- GIVEN REQUEST:
Scan the records and identify every line in which the string "JSON" occurs, then return those lines.
● ● ● ●
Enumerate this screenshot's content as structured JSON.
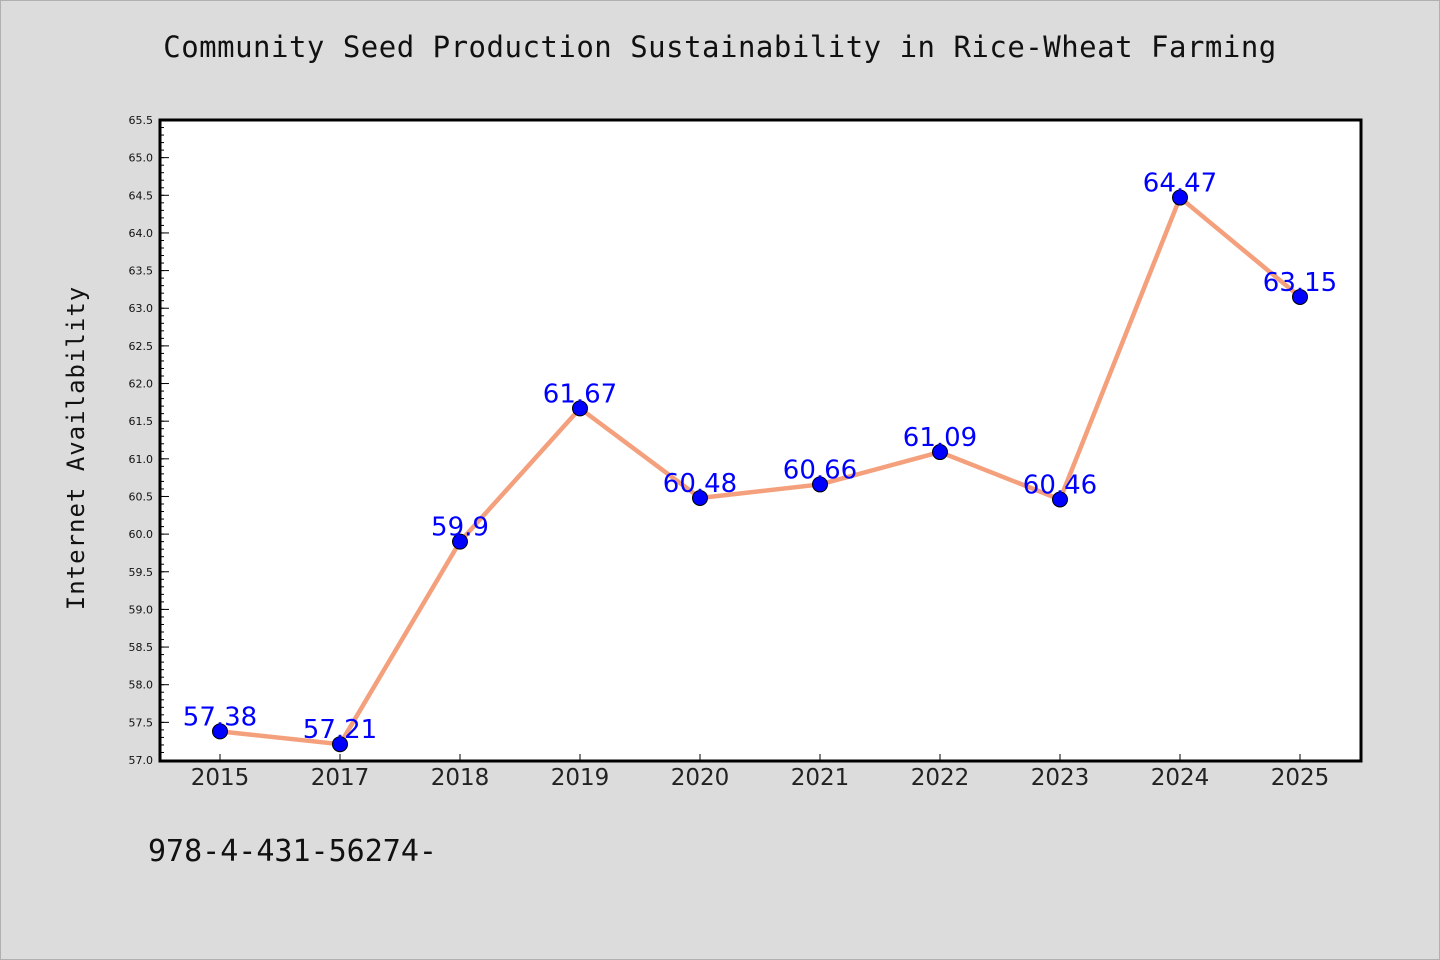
{
  "chart_data": {
    "type": "line",
    "title": "Community Seed Production Sustainability in Rice-Wheat Farming",
    "xlabel": "",
    "ylabel": "Internet Availability",
    "categories": [
      "2015",
      "2017",
      "2018",
      "2019",
      "2020",
      "2021",
      "2022",
      "2023",
      "2024",
      "2025"
    ],
    "series": [
      {
        "values": [
          57.38,
          57.21,
          59.9,
          61.67,
          60.48,
          60.66,
          61.09,
          60.46,
          64.47,
          63.15
        ]
      }
    ],
    "data_labels": [
      "57.38",
      "57.21",
      "59.9",
      "61.67",
      "60.48",
      "60.66",
      "61.09",
      "60.46",
      "64.47",
      "63.15"
    ],
    "ylim": [
      57.0,
      65.5
    ],
    "yticks": [
      "57.0",
      "57.5",
      "58.0",
      "58.5",
      "59.0",
      "59.5",
      "60.0",
      "60.5",
      "61.0",
      "61.5",
      "62.0",
      "62.5",
      "63.0",
      "63.5",
      "64.0",
      "64.5",
      "65.0",
      "65.5"
    ],
    "grid": false,
    "colors": {
      "line": "#f4a07c",
      "marker": "#0000ff",
      "label": "#0000ff"
    }
  },
  "footer": {
    "code": "978-4-431-56274-"
  }
}
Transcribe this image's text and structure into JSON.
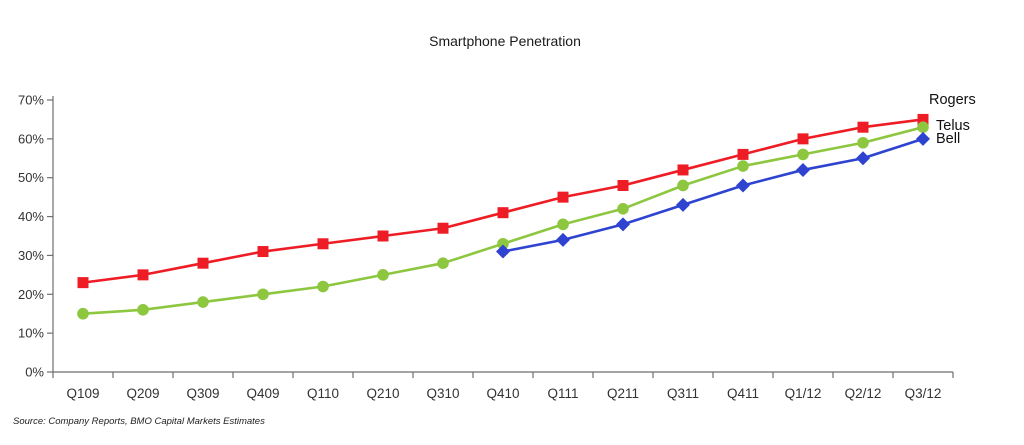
{
  "page": {
    "title": "Smartphone Penetration",
    "source": "Source: Company Reports, BMO Capital Markets Estimates"
  },
  "chart_data": {
    "type": "line",
    "title": "Smartphone Penetration",
    "categories": [
      "Q109",
      "Q209",
      "Q309",
      "Q409",
      "Q110",
      "Q210",
      "Q310",
      "Q410",
      "Q111",
      "Q211",
      "Q311",
      "Q411",
      "Q1/12",
      "Q2/12",
      "Q3/12"
    ],
    "series": [
      {
        "name": "Rogers",
        "color": "#EE1C25",
        "marker": "square",
        "values": [
          23,
          25,
          28,
          31,
          33,
          35,
          37,
          41,
          45,
          48,
          52,
          56,
          60,
          63,
          65
        ]
      },
      {
        "name": "Telus",
        "color": "#8DC63F",
        "marker": "circle",
        "values": [
          15,
          16,
          18,
          20,
          22,
          25,
          28,
          33,
          38,
          42,
          48,
          53,
          56,
          59,
          63
        ]
      },
      {
        "name": "Bell",
        "color": "#2E43D0",
        "marker": "diamond",
        "values": [
          null,
          null,
          null,
          null,
          null,
          null,
          null,
          31,
          34,
          38,
          43,
          48,
          52,
          55,
          60
        ]
      }
    ],
    "yticks": [
      {
        "value": 0,
        "label": "0%"
      },
      {
        "value": 10,
        "label": "10%"
      },
      {
        "value": 20,
        "label": "20%"
      },
      {
        "value": 30,
        "label": "30%"
      },
      {
        "value": 40,
        "label": "40%"
      },
      {
        "value": 50,
        "label": "50%"
      },
      {
        "value": 60,
        "label": "60%"
      },
      {
        "value": 70,
        "label": "70%"
      }
    ],
    "ylim": [
      0,
      70
    ],
    "xlabel": "",
    "ylabel": "",
    "grid": false,
    "legend_position": "end-of-line-labels",
    "axis_color": "#6e6e6e",
    "label_color": "#333333",
    "source": "Source: Company Reports, BMO Capital Markets Estimates"
  }
}
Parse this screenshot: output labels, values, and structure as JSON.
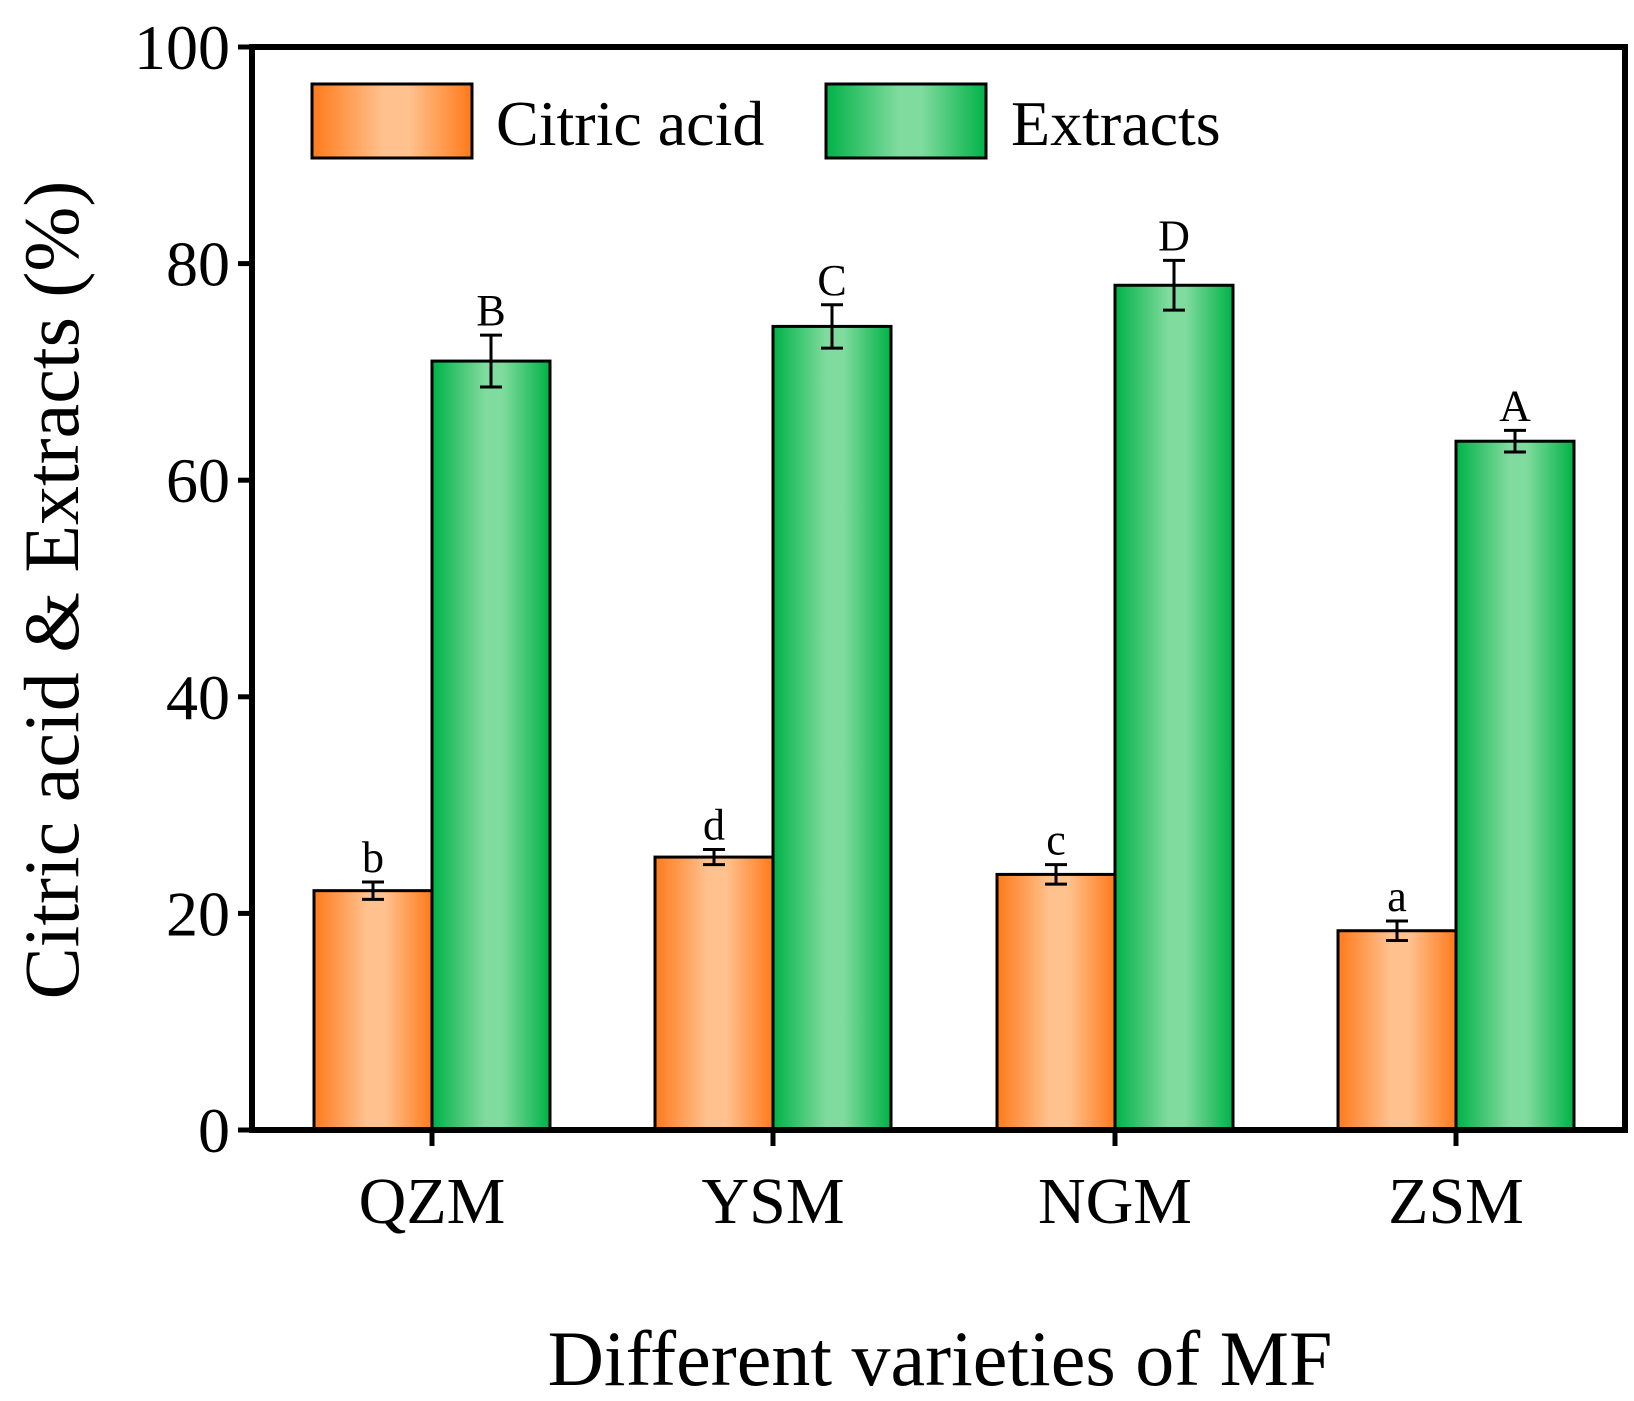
{
  "chart_data": {
    "type": "bar",
    "xlabel": "Different varieties of MF",
    "ylabel": "Citric acid & Extracts (%)",
    "ylim": [
      0,
      100
    ],
    "yticks": [
      0,
      20,
      40,
      60,
      80,
      100
    ],
    "ytick_labels": [
      "0",
      "20",
      "40",
      "60",
      "80",
      "100"
    ],
    "categories": [
      "QZM",
      "YSM",
      "NGM",
      "ZSM"
    ],
    "legend_position": "top-left",
    "series": [
      {
        "name": "Citric acid",
        "color_dark": "#ff7a1a",
        "color_light": "#ffc28f",
        "values": [
          22.1,
          25.2,
          23.6,
          18.4
        ],
        "errors": [
          0.8,
          0.7,
          0.9,
          0.9
        ],
        "significance": [
          "b",
          "d",
          "c",
          "a"
        ]
      },
      {
        "name": "Extracts",
        "color_dark": "#00b247",
        "color_light": "#7fdb9e",
        "values": [
          71.0,
          74.2,
          78.0,
          63.6
        ],
        "errors": [
          2.4,
          2.0,
          2.3,
          1.0
        ],
        "significance": [
          "B",
          "C",
          "D",
          "A"
        ]
      }
    ]
  }
}
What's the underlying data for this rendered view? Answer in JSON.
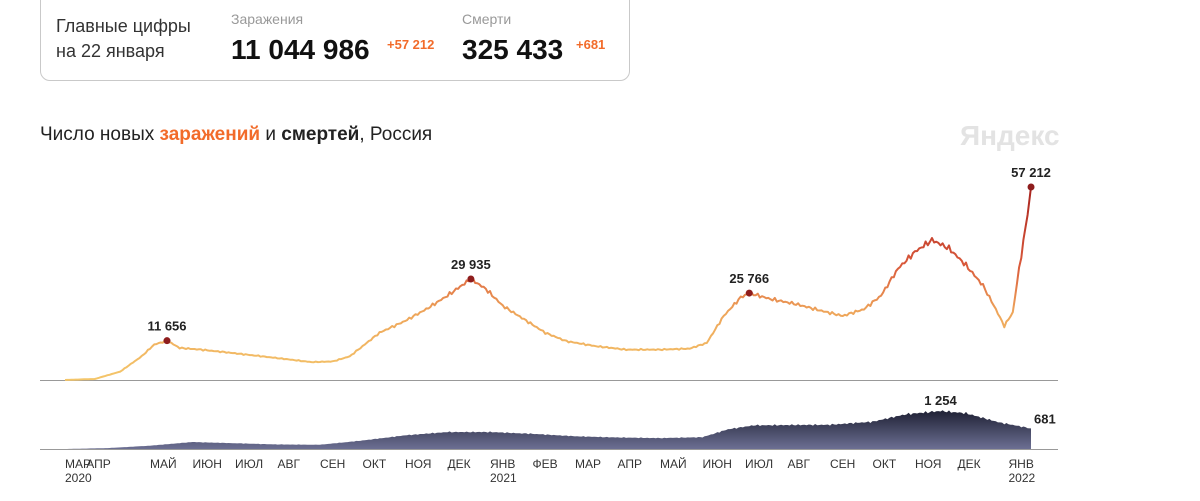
{
  "summary": {
    "heading_line1": "Главные цифры",
    "heading_line2": "на 22 января",
    "infections": {
      "label": "Заражения",
      "total": "11 044 986",
      "delta": "+57 212"
    },
    "deaths": {
      "label": "Смерти",
      "total": "325 433",
      "delta": "+681"
    }
  },
  "watermark": "Яндекс",
  "chart_data": {
    "type": "line",
    "title_parts": [
      "Число новых ",
      "заражений",
      " и ",
      "смертей",
      ", Россия"
    ],
    "x_unit": "months since March 2020",
    "xticks": [
      {
        "label": "МАР",
        "year": "2020",
        "m": 0
      },
      {
        "label": "АПР",
        "m": 0.5
      },
      {
        "label": "МАЙ",
        "m": 2
      },
      {
        "label": "ИЮН",
        "m": 3
      },
      {
        "label": "ИЮЛ",
        "m": 4
      },
      {
        "label": "АВГ",
        "m": 5
      },
      {
        "label": "СЕН",
        "m": 6
      },
      {
        "label": "ОКТ",
        "m": 7
      },
      {
        "label": "НОЯ",
        "m": 8
      },
      {
        "label": "ДЕК",
        "m": 9
      },
      {
        "label": "ЯНВ",
        "year": "2021",
        "m": 10
      },
      {
        "label": "ФЕВ",
        "m": 11
      },
      {
        "label": "МАР",
        "m": 12
      },
      {
        "label": "АПР",
        "m": 13
      },
      {
        "label": "МАЙ",
        "m": 14
      },
      {
        "label": "ИЮН",
        "m": 15
      },
      {
        "label": "ИЮЛ",
        "m": 16
      },
      {
        "label": "АВГ",
        "m": 17
      },
      {
        "label": "СЕН",
        "m": 18
      },
      {
        "label": "ОКТ",
        "m": 19
      },
      {
        "label": "НОЯ",
        "m": 20
      },
      {
        "label": "ДЕК",
        "m": 21
      },
      {
        "label": "ЯНВ",
        "year": "2022",
        "m": 22.2
      }
    ],
    "infections": {
      "name": "заражения",
      "ylim": [
        0,
        57212
      ],
      "points": [
        [
          0,
          0
        ],
        [
          0.7,
          300
        ],
        [
          1.3,
          2500
        ],
        [
          1.8,
          7000
        ],
        [
          2.1,
          10500
        ],
        [
          2.4,
          11656
        ],
        [
          2.7,
          9500
        ],
        [
          3.2,
          9000
        ],
        [
          3.8,
          8200
        ],
        [
          4.5,
          7200
        ],
        [
          5.2,
          6200
        ],
        [
          5.8,
          5300
        ],
        [
          6.3,
          5500
        ],
        [
          6.7,
          7000
        ],
        [
          7,
          10000
        ],
        [
          7.4,
          14000
        ],
        [
          8,
          17500
        ],
        [
          8.5,
          21000
        ],
        [
          9,
          25000
        ],
        [
          9.55,
          29935
        ],
        [
          9.9,
          27000
        ],
        [
          10.3,
          22000
        ],
        [
          10.8,
          18000
        ],
        [
          11.3,
          14000
        ],
        [
          11.8,
          11500
        ],
        [
          12.5,
          10000
        ],
        [
          13.2,
          9000
        ],
        [
          14,
          9000
        ],
        [
          14.7,
          9300
        ],
        [
          15.1,
          11000
        ],
        [
          15.5,
          19000
        ],
        [
          15.9,
          24500
        ],
        [
          16.1,
          25766
        ],
        [
          16.6,
          24000
        ],
        [
          17.2,
          22500
        ],
        [
          17.8,
          20500
        ],
        [
          18.3,
          19000
        ],
        [
          18.8,
          21000
        ],
        [
          19.2,
          25000
        ],
        [
          19.6,
          33000
        ],
        [
          20,
          38000
        ],
        [
          20.4,
          41500
        ],
        [
          20.8,
          39000
        ],
        [
          21.2,
          34000
        ],
        [
          21.6,
          28000
        ],
        [
          21.9,
          21000
        ],
        [
          22.1,
          16000
        ],
        [
          22.3,
          20000
        ],
        [
          22.45,
          33000
        ],
        [
          22.6,
          45000
        ],
        [
          22.73,
          57212
        ]
      ],
      "labels": [
        {
          "m": 2.4,
          "value": "11 656"
        },
        {
          "m": 9.55,
          "value": "29 935"
        },
        {
          "m": 16.1,
          "value": "25 766"
        },
        {
          "m": 22.73,
          "value": "57 212"
        }
      ]
    },
    "deaths": {
      "name": "смерти",
      "ylim": [
        0,
        1254
      ],
      "points": [
        [
          0,
          0
        ],
        [
          1,
          30
        ],
        [
          2,
          110
        ],
        [
          3,
          230
        ],
        [
          4,
          190
        ],
        [
          5,
          150
        ],
        [
          6,
          140
        ],
        [
          7,
          280
        ],
        [
          8,
          450
        ],
        [
          9,
          560
        ],
        [
          10,
          560
        ],
        [
          11,
          500
        ],
        [
          12,
          420
        ],
        [
          13,
          380
        ],
        [
          14,
          360
        ],
        [
          15,
          390
        ],
        [
          15.6,
          650
        ],
        [
          16.2,
          780
        ],
        [
          17,
          790
        ],
        [
          18,
          800
        ],
        [
          19,
          900
        ],
        [
          19.8,
          1150
        ],
        [
          20.6,
          1254
        ],
        [
          21.2,
          1180
        ],
        [
          22,
          870
        ],
        [
          22.73,
          681
        ]
      ],
      "labels": [
        {
          "m": 20.6,
          "value": "1 254"
        },
        {
          "m": 22.73,
          "value": "681"
        }
      ]
    }
  }
}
● ● ● ●
- SOLUTION TO THIS TASK:
Enumerate this screenshot's content as structured JSON.
Transcribe this image's text and structure into JSON.
Parse this screenshot: output labels, values, and structure as JSON.
What's the underlying data for this rendered view? Answer in JSON.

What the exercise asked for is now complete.